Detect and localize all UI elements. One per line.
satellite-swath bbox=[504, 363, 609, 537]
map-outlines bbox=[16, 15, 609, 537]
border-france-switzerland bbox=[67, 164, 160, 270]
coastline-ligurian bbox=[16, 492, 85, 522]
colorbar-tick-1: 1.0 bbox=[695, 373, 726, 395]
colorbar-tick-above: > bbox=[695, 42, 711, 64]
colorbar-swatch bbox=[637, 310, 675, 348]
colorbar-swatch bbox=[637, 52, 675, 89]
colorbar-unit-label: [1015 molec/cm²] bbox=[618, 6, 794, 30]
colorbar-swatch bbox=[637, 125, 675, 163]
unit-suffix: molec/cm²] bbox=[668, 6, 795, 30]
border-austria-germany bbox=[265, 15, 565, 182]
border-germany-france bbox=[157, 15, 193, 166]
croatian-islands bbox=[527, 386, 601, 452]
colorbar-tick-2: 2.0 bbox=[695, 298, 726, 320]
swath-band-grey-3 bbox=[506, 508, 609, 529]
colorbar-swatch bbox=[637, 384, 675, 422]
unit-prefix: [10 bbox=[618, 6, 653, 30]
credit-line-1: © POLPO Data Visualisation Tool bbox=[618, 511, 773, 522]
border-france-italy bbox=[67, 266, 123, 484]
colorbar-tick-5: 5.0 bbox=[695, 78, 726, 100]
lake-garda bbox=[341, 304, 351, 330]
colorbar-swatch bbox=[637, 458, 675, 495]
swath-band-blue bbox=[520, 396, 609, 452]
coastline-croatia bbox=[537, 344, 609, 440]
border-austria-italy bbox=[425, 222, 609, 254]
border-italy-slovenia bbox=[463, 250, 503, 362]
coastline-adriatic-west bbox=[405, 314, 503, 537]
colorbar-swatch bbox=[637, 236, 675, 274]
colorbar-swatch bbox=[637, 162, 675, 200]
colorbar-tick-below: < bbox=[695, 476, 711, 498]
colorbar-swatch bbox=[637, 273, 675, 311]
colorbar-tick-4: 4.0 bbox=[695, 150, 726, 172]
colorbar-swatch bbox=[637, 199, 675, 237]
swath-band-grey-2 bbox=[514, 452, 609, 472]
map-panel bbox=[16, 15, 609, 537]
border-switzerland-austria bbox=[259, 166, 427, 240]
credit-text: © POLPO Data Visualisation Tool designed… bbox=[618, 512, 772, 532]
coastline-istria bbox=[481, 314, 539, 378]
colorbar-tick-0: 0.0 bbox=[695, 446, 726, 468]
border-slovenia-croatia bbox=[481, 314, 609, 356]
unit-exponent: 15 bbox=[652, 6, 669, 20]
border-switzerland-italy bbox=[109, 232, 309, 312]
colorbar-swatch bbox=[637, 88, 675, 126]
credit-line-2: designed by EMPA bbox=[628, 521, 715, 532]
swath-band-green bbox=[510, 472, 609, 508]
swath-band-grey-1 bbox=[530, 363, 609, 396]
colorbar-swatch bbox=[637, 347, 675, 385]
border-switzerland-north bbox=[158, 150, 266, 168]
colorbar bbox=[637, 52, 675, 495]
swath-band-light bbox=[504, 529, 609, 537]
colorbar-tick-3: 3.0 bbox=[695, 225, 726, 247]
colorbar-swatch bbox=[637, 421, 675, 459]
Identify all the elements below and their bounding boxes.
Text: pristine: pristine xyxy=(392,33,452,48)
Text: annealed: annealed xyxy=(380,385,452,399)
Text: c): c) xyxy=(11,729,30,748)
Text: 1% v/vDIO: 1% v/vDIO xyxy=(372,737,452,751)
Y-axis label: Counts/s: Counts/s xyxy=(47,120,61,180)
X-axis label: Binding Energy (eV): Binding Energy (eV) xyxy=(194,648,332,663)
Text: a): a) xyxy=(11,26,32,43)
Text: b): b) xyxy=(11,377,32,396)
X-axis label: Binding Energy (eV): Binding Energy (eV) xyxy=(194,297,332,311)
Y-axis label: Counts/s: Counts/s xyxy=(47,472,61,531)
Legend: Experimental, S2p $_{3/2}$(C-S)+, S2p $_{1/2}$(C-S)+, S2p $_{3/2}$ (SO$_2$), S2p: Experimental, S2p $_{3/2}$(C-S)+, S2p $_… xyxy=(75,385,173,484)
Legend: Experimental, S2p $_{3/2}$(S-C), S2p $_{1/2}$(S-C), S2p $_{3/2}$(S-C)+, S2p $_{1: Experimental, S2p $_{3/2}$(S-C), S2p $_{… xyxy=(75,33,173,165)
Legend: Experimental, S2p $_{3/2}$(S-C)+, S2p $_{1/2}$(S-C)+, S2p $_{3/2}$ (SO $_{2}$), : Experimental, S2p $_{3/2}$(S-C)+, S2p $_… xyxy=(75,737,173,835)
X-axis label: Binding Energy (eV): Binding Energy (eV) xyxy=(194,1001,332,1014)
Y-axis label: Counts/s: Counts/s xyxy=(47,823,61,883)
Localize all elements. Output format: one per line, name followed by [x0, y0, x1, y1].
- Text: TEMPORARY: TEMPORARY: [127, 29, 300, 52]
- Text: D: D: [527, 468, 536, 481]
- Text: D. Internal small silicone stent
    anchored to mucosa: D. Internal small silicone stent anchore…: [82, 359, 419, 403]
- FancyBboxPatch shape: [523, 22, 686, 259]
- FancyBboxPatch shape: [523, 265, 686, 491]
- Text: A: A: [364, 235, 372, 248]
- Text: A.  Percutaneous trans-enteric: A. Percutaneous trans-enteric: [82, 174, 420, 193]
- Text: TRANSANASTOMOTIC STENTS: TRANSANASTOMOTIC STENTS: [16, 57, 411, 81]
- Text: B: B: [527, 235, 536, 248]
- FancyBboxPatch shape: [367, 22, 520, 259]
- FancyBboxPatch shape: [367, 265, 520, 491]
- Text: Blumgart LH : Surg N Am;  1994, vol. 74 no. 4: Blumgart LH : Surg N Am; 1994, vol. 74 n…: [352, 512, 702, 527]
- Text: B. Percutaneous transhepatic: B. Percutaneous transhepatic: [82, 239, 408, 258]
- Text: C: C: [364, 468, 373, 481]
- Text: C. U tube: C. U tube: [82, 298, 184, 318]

- **Written request**
Rewrite every line of the entries above as one numbered list, leaving out any blank lines.

- **Exercise solution**
1. Detect and localize all UI elements. One per line.
2. satellite-swath bbox=[504, 363, 609, 537]
3. map-outlines bbox=[16, 15, 609, 537]
4. border-france-switzerland bbox=[67, 164, 160, 270]
5. coastline-ligurian bbox=[16, 492, 85, 522]
6. colorbar-tick-1: 1.0 bbox=[695, 373, 726, 395]
7. colorbar-tick-above: > bbox=[695, 42, 711, 64]
8. colorbar-swatch bbox=[637, 310, 675, 348]
9. colorbar-swatch bbox=[637, 52, 675, 89]
10. colorbar-unit-label: [1015 molec/cm²] bbox=[618, 6, 794, 30]
11. colorbar-swatch bbox=[637, 125, 675, 163]
12. unit-suffix: molec/cm²] bbox=[668, 6, 795, 30]
13. border-austria-germany bbox=[265, 15, 565, 182]
14. border-germany-france bbox=[157, 15, 193, 166]
15. croatian-islands bbox=[527, 386, 601, 452]
16. colorbar-tick-2: 2.0 bbox=[695, 298, 726, 320]
17. swath-band-grey-3 bbox=[506, 508, 609, 529]
18. colorbar-swatch bbox=[637, 384, 675, 422]
19. unit-prefix: [10 bbox=[618, 6, 653, 30]
20. credit-line-1: © POLPO Data Visualisation Tool bbox=[618, 511, 773, 522]
21. border-france-italy bbox=[67, 266, 123, 484]
22. colorbar-tick-5: 5.0 bbox=[695, 78, 726, 100]
23. lake-garda bbox=[341, 304, 351, 330]
24. colorbar-swatch bbox=[637, 458, 675, 495]
25. swath-band-blue bbox=[520, 396, 609, 452]
26. coastline-croatia bbox=[537, 344, 609, 440]
27. border-austria-italy bbox=[425, 222, 609, 254]
28. border-italy-slovenia bbox=[463, 250, 503, 362]
29. coastline-adriatic-west bbox=[405, 314, 503, 537]
30. colorbar-swatch bbox=[637, 236, 675, 274]
31. colorbar-swatch bbox=[637, 162, 675, 200]
32. colorbar-tick-below: < bbox=[695, 476, 711, 498]
33. colorbar-swatch bbox=[637, 273, 675, 311]
34. colorbar-tick-4: 4.0 bbox=[695, 150, 726, 172]
35. colorbar-swatch bbox=[637, 199, 675, 237]
36. swath-band-grey-2 bbox=[514, 452, 609, 472]
37. map-panel bbox=[16, 15, 609, 537]
38. border-switzerland-austria bbox=[259, 166, 427, 240]
39. credit-text: © POLPO Data Visualisation Tool designed… bbox=[618, 512, 772, 532]
40. coastline-istria bbox=[481, 314, 539, 378]
41. colorbar-tick-0: 0.0 bbox=[695, 446, 726, 468]
42. border-slovenia-croatia bbox=[481, 314, 609, 356]
43. unit-exponent: 15 bbox=[652, 6, 669, 20]
44. border-switzerland-italy bbox=[109, 232, 309, 312]
45. colorbar-swatch bbox=[637, 88, 675, 126]
46. credit-line-2: designed by EMPA bbox=[628, 521, 715, 532]
47. swath-band-green bbox=[510, 472, 609, 508]
48. swath-band-grey-1 bbox=[530, 363, 609, 396]
49. colorbar-swatch bbox=[637, 347, 675, 385]
50. border-switzerland-north bbox=[158, 150, 266, 168]
51. colorbar bbox=[637, 52, 675, 495]
52. swath-band-light bbox=[504, 529, 609, 537]
53. colorbar-tick-3: 3.0 bbox=[695, 225, 726, 247]
54. colorbar-swatch bbox=[637, 421, 675, 459]
55. Identify all the elements below and their bounding boxes.
56. Text: pristine: pristine xyxy=(392,33,452,48)
57. Text: annealed: annealed xyxy=(380,385,452,399)
58. Text: c): c) xyxy=(11,729,30,748)
59. Text: 1% v/vDIO: 1% v/vDIO xyxy=(372,737,452,751)
60. Y-axis label: Counts/s: Counts/s xyxy=(47,120,61,180)
61. X-axis label: Binding Energy (eV): Binding Energy (eV) xyxy=(194,648,332,663)
62. Text: a): a) xyxy=(11,26,32,43)
63. Text: b): b) xyxy=(11,377,32,396)
64. X-axis label: Binding Energy (eV): Binding Energy (eV) xyxy=(194,297,332,311)
65. Y-axis label: Counts/s: Counts/s xyxy=(47,472,61,531)
66. Legend: Experimental, S2p $_{3/2}$(C-S)+, S2p $_{1/2}$(C-S)+, S2p $_{3/2}$ (SO$_2$), S2p: Experimental, S2p $_{3/2}$(C-S)+, S2p $_… xyxy=(75,385,173,484)
67. Legend: Experimental, S2p $_{3/2}$(S-C), S2p $_{1/2}$(S-C), S2p $_{3/2}$(S-C)+, S2p $_{1: Experimental, S2p $_{3/2}$(S-C), S2p $_{… xyxy=(75,33,173,165)
68. Legend: Experimental, S2p $_{3/2}$(S-C)+, S2p $_{1/2}$(S-C)+, S2p $_{3/2}$ (SO $_{2}$), : Experimental, S2p $_{3/2}$(S-C)+, S2p $_… xyxy=(75,737,173,835)
69. X-axis label: Binding Energy (eV): Binding Energy (eV) xyxy=(194,1001,332,1014)
70. Y-axis label: Counts/s: Counts/s xyxy=(47,823,61,883)
71. Localize all elements. Output format: one per line, name followed by [x0, y0, x1, y1].
72. - Text: TEMPORARY: TEMPORARY: [127, 29, 300, 52]
73. - Text: D: D: [527, 468, 536, 481]
74. - Text: D. Internal small silicone stent
75.     anchored to mucosa: D. Internal small silicone stent anchore…: [82, 359, 419, 403]
76. - FancyBboxPatch shape: [523, 22, 686, 259]
77. - FancyBboxPatch shape: [523, 265, 686, 491]
78. - Text: A: A: [364, 235, 372, 248]
79. - Text: A.  Percutaneous trans-enteric: A. Percutaneous trans-enteric: [82, 174, 420, 193]
80. - Text: TRANSANASTOMOTIC STENTS: TRANSANASTOMOTIC STENTS: [16, 57, 411, 81]
81. - Text: B: B: [527, 235, 536, 248]
82. - FancyBboxPatch shape: [367, 22, 520, 259]
83. - FancyBboxPatch shape: [367, 265, 520, 491]
84. - Text: Blumgart LH : Surg N Am;  1994, vol. 74 no. 4: Blumgart LH : Surg N Am; 1994, vol. 74 n…: [352, 512, 702, 527]
85. - Text: B. Percutaneous transhepatic: B. Percutaneous transhepatic: [82, 239, 408, 258]
86. - Text: C: C: [364, 468, 373, 481]
87. - Text: C. U tube: C. U tube: [82, 298, 184, 318]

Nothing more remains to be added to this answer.